Extracted records

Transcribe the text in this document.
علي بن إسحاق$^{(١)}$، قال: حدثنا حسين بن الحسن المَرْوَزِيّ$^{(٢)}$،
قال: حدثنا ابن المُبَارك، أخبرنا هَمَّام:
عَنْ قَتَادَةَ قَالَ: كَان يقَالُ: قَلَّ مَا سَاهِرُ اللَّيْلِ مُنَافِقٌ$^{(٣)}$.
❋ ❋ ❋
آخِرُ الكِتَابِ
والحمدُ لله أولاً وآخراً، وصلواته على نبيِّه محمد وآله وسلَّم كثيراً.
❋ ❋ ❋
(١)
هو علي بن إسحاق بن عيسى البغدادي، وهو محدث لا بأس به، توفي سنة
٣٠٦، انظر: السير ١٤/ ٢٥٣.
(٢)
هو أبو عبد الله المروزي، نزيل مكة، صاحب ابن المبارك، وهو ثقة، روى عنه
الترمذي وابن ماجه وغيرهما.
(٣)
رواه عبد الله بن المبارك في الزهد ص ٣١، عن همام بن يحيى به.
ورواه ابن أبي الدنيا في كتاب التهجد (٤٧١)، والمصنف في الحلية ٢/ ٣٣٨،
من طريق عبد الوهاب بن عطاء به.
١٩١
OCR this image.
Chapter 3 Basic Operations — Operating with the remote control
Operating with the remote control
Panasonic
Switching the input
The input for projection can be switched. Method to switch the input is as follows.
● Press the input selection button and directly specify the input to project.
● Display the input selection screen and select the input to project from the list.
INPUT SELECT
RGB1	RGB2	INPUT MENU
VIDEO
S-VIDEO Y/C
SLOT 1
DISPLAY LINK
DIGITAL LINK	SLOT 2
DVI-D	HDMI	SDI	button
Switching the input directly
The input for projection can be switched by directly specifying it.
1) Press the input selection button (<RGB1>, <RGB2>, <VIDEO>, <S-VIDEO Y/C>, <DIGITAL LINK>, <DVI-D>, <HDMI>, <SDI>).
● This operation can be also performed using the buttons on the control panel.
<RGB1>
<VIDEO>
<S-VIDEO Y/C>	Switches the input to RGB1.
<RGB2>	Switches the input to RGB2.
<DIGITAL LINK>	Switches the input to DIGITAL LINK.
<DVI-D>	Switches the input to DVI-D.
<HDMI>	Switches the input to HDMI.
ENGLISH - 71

GIVEN TASK
Copy each entry exactly, with nothing added or dropped.

FINISHED ANSWER
Transcribe the text in this document.
علي بن إسحاق$^{(١)}$، قال: حدثنا حسين بن الحسن المَرْوَزِيّ$^{(٢)}$،
قال: حدثنا ابن المُبَارك، أخبرنا هَمَّام:
عَنْ قَتَادَةَ قَالَ: كَان يقَالُ: قَلَّ مَا سَاهِرُ اللَّيْلِ مُنَافِقٌ$^{(٣)}$.
❋ ❋ ❋
آخِرُ الكِتَابِ
والحمدُ لله أولاً وآخراً، وصلواته على نبيِّه محمد وآله وسلَّم كثيراً.
❋ ❋ ❋
(١)
هو علي بن إسحاق بن عيسى البغدادي، وهو محدث لا بأس به، توفي سنة
٣٠٦، انظر: السير ١٤/ ٢٥٣.
(٢)
هو أبو عبد الله المروزي، نزيل مكة، صاحب ابن المبارك، وهو ثقة، روى عنه
الترمذي وابن ماجه وغيرهما.
(٣)
رواه عبد الله بن المبارك في الزهد ص ٣١، عن همام بن يحيى به.
ورواه ابن أبي الدنيا في كتاب التهجد (٤٧١)، والمصنف في الحلية ٢/ ٣٣٨،
من طريق عبد الوهاب بن عطاء به.
١٩١
OCR this image.
Chapter 3 Basic Operations — Operating with the remote control
Operating with the remote control
Panasonic
Switching the input
The input for projection can be switched. Method to switch the input is as follows.
● Press the input selection button and directly specify the input to project.
● Display the input selection screen and select the input to project from the list.
INPUT SELECT
RGB1	RGB2	INPUT MENU
VIDEO
S-VIDEO Y/C
SLOT 1
DISPLAY LINK
DIGITAL LINK	SLOT 2
DVI-D	HDMI	SDI	button
Switching the input directly
The input for projection can be switched by directly specifying it.
1) Press the input selection button (<RGB1>, <RGB2>, <VIDEO>, <S-VIDEO Y/C>, <DIGITAL LINK>, <DVI-D>, <HDMI>, <SDI>).
● This operation can be also performed using the buttons on the control panel.
<RGB1>
<VIDEO>
<S-VIDEO Y/C>	Switches the input to RGB1.
<RGB2>	Switches the input to RGB2.
<DIGITAL LINK>	Switches the input to DIGITAL LINK.
<DVI-D>	Switches the input to DVI-D.
<HDMI>	Switches the input to HDMI.
ENGLISH - 71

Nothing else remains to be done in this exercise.